[Collected data]

+++

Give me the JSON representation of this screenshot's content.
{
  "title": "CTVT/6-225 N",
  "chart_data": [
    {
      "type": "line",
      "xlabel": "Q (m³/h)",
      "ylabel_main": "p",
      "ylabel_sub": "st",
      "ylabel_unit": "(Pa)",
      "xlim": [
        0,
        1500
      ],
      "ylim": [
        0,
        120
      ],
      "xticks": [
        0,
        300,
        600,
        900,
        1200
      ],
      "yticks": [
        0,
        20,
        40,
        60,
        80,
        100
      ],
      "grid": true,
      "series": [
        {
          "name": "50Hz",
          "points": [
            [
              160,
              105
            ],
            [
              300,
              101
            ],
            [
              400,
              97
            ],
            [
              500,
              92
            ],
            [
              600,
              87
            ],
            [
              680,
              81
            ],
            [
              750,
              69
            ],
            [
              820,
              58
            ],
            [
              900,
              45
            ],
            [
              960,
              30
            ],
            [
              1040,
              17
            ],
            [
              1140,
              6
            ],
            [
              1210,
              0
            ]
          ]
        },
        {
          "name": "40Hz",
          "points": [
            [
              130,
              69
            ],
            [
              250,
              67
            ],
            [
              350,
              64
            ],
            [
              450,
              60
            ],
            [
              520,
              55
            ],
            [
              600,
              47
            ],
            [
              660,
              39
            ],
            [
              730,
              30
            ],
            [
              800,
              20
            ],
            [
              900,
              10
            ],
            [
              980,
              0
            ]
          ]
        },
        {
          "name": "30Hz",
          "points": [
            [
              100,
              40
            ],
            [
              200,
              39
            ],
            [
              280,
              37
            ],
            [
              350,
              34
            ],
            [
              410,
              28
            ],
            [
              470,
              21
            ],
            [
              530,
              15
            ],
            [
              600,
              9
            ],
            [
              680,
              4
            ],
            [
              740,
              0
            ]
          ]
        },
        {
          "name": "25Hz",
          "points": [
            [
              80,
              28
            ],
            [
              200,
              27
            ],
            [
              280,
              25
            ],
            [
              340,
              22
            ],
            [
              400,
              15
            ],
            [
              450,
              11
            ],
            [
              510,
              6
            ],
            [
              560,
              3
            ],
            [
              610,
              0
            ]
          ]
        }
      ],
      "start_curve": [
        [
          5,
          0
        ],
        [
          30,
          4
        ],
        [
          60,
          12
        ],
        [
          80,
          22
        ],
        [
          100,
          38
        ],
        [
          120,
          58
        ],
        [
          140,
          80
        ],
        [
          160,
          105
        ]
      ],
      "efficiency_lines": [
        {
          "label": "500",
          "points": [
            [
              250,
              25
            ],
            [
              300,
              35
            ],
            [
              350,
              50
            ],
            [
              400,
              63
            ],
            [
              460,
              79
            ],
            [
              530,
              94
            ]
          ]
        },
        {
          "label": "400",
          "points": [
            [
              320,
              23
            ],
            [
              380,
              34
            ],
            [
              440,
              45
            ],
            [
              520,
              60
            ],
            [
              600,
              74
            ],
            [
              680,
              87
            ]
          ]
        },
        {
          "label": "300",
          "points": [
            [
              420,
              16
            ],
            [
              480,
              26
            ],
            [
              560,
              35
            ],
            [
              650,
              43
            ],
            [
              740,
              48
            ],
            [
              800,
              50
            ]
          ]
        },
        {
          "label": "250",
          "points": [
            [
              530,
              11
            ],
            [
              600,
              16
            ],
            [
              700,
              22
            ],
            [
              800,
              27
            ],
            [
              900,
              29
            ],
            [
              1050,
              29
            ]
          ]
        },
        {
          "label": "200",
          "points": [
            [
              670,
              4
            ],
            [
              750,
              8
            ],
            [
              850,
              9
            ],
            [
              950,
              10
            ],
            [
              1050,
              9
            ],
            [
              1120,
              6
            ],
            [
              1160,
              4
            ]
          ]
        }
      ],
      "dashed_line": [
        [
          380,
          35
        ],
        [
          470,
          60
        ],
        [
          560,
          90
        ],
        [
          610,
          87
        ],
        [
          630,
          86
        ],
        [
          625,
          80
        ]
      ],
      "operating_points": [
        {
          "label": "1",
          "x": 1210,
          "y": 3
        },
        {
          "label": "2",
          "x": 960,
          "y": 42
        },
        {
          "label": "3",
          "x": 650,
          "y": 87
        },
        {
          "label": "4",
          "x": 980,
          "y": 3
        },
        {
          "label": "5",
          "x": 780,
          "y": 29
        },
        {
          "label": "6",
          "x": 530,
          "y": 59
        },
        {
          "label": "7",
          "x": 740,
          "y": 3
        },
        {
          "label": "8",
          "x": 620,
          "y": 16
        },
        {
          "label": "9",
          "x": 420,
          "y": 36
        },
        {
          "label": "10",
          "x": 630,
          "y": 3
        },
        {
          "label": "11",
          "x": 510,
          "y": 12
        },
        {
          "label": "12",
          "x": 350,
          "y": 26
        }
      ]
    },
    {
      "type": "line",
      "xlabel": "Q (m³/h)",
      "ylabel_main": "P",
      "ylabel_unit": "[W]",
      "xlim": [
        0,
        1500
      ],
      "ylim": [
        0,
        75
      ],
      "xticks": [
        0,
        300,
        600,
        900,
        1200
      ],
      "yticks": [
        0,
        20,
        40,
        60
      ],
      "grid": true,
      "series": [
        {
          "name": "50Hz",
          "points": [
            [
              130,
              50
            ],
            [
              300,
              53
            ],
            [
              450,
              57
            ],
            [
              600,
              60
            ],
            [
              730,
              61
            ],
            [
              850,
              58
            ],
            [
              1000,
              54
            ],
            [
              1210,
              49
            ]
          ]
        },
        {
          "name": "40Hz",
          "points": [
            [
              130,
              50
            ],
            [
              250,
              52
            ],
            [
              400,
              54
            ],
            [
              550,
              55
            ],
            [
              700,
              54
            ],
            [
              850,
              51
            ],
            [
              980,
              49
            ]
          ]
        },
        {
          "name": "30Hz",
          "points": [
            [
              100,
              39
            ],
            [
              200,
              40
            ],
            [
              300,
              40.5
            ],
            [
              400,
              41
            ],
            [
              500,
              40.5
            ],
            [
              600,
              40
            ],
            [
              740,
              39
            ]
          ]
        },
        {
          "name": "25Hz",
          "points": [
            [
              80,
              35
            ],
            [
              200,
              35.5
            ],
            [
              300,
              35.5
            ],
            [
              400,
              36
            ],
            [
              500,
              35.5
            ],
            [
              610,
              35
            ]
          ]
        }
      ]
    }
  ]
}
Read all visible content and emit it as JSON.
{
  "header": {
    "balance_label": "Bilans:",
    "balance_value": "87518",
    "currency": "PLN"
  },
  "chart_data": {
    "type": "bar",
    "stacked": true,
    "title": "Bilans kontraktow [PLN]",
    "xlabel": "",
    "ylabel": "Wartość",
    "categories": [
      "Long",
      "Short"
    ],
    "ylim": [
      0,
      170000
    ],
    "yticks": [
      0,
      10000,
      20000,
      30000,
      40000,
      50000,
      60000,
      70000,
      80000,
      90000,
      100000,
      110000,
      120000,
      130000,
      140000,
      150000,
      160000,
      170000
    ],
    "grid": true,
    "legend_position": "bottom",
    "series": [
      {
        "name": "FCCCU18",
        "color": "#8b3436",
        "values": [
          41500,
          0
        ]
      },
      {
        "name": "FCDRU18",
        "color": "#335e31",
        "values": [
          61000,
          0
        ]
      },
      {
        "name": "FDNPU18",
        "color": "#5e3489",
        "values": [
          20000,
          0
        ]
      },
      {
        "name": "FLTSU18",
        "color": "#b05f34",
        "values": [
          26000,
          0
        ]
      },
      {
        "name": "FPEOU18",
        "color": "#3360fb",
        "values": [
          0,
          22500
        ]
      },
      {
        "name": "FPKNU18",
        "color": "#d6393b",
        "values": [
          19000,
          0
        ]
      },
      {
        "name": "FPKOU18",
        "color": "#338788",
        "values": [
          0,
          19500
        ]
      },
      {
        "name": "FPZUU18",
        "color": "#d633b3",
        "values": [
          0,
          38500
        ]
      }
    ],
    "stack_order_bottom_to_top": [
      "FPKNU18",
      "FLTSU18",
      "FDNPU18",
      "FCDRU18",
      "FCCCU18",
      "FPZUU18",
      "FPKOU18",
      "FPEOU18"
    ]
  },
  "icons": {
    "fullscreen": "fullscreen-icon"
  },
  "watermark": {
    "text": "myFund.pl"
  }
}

+++

Copy every line of the entries above in which "color" occurs.

*Solution to this exercise:*
        "color": "#8b3436",
        "color": "#335e31",
        "color": "#5e3489",
        "color": "#b05f34",
        "color": "#3360fb",
        "color": "#d6393b",
        "color": "#338788",
        "color": "#d633b3",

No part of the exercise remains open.